Write out the material exactly, leaving every picture behind.

==== Supplied material

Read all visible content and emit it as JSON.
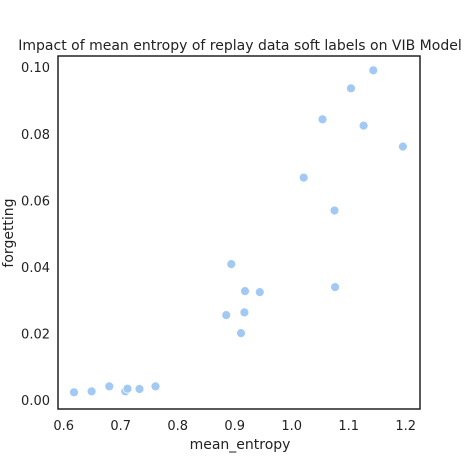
{
  "chart_data": {
    "type": "scatter",
    "title": "Impact of mean entropy of replay data soft labels on VIB Model",
    "xlabel": "mean_entropy",
    "ylabel": "forgetting",
    "xlim": [
      0.59,
      1.225
    ],
    "ylim": [
      -0.0025,
      0.1035
    ],
    "x_ticks": [
      0.6,
      0.7,
      0.8,
      0.9,
      1.0,
      1.1,
      1.2
    ],
    "x_tick_labels": [
      "0.6",
      "0.7",
      "0.8",
      "0.9",
      "1.0",
      "1.1",
      "1.2"
    ],
    "y_ticks": [
      0.0,
      0.02,
      0.04,
      0.06,
      0.08,
      0.1
    ],
    "y_tick_labels": [
      "0.00",
      "0.02",
      "0.04",
      "0.06",
      "0.08",
      "0.10"
    ],
    "grid": false,
    "legend": "none",
    "marker_color": "#a1c9f4",
    "points": [
      {
        "x": 0.618,
        "y": 0.0025
      },
      {
        "x": 0.649,
        "y": 0.0028
      },
      {
        "x": 0.68,
        "y": 0.0043
      },
      {
        "x": 0.708,
        "y": 0.0028
      },
      {
        "x": 0.712,
        "y": 0.0036
      },
      {
        "x": 0.733,
        "y": 0.0035
      },
      {
        "x": 0.761,
        "y": 0.0043
      },
      {
        "x": 0.885,
        "y": 0.0257
      },
      {
        "x": 0.894,
        "y": 0.041
      },
      {
        "x": 0.911,
        "y": 0.0203
      },
      {
        "x": 0.917,
        "y": 0.0265
      },
      {
        "x": 0.918,
        "y": 0.0329
      },
      {
        "x": 0.944,
        "y": 0.0326
      },
      {
        "x": 1.021,
        "y": 0.067
      },
      {
        "x": 1.054,
        "y": 0.0845
      },
      {
        "x": 1.075,
        "y": 0.0571
      },
      {
        "x": 1.076,
        "y": 0.0341
      },
      {
        "x": 1.104,
        "y": 0.0938
      },
      {
        "x": 1.126,
        "y": 0.0826
      },
      {
        "x": 1.143,
        "y": 0.0992
      },
      {
        "x": 1.195,
        "y": 0.0763
      }
    ]
  }
}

========

■ Task output
Read all visible content and emit it as JSON.
{
  "chart_data": {
    "type": "scatter",
    "title": "Impact of mean entropy of replay data soft labels on VIB Model",
    "xlabel": "mean_entropy",
    "ylabel": "forgetting",
    "xlim": [
      0.59,
      1.225
    ],
    "ylim": [
      -0.0025,
      0.1035
    ],
    "x_ticks": [
      0.6,
      0.7,
      0.8,
      0.9,
      1.0,
      1.1,
      1.2
    ],
    "x_tick_labels": [
      "0.6",
      "0.7",
      "0.8",
      "0.9",
      "1.0",
      "1.1",
      "1.2"
    ],
    "y_ticks": [
      0.0,
      0.02,
      0.04,
      0.06,
      0.08,
      0.1
    ],
    "y_tick_labels": [
      "0.00",
      "0.02",
      "0.04",
      "0.06",
      "0.08",
      "0.10"
    ],
    "grid": false,
    "legend": "none",
    "marker_color": "#a1c9f4",
    "points": [
      {
        "x": 0.618,
        "y": 0.0025
      },
      {
        "x": 0.649,
        "y": 0.0028
      },
      {
        "x": 0.68,
        "y": 0.0043
      },
      {
        "x": 0.708,
        "y": 0.0028
      },
      {
        "x": 0.712,
        "y": 0.0036
      },
      {
        "x": 0.733,
        "y": 0.0035
      },
      {
        "x": 0.761,
        "y": 0.0043
      },
      {
        "x": 0.885,
        "y": 0.0257
      },
      {
        "x": 0.894,
        "y": 0.041
      },
      {
        "x": 0.911,
        "y": 0.0203
      },
      {
        "x": 0.917,
        "y": 0.0265
      },
      {
        "x": 0.918,
        "y": 0.0329
      },
      {
        "x": 0.944,
        "y": 0.0326
      },
      {
        "x": 1.021,
        "y": 0.067
      },
      {
        "x": 1.054,
        "y": 0.0845
      },
      {
        "x": 1.075,
        "y": 0.0571
      },
      {
        "x": 1.076,
        "y": 0.0341
      },
      {
        "x": 1.104,
        "y": 0.0938
      },
      {
        "x": 1.126,
        "y": 0.0826
      },
      {
        "x": 1.143,
        "y": 0.0992
      },
      {
        "x": 1.195,
        "y": 0.0763
      }
    ]
  }
}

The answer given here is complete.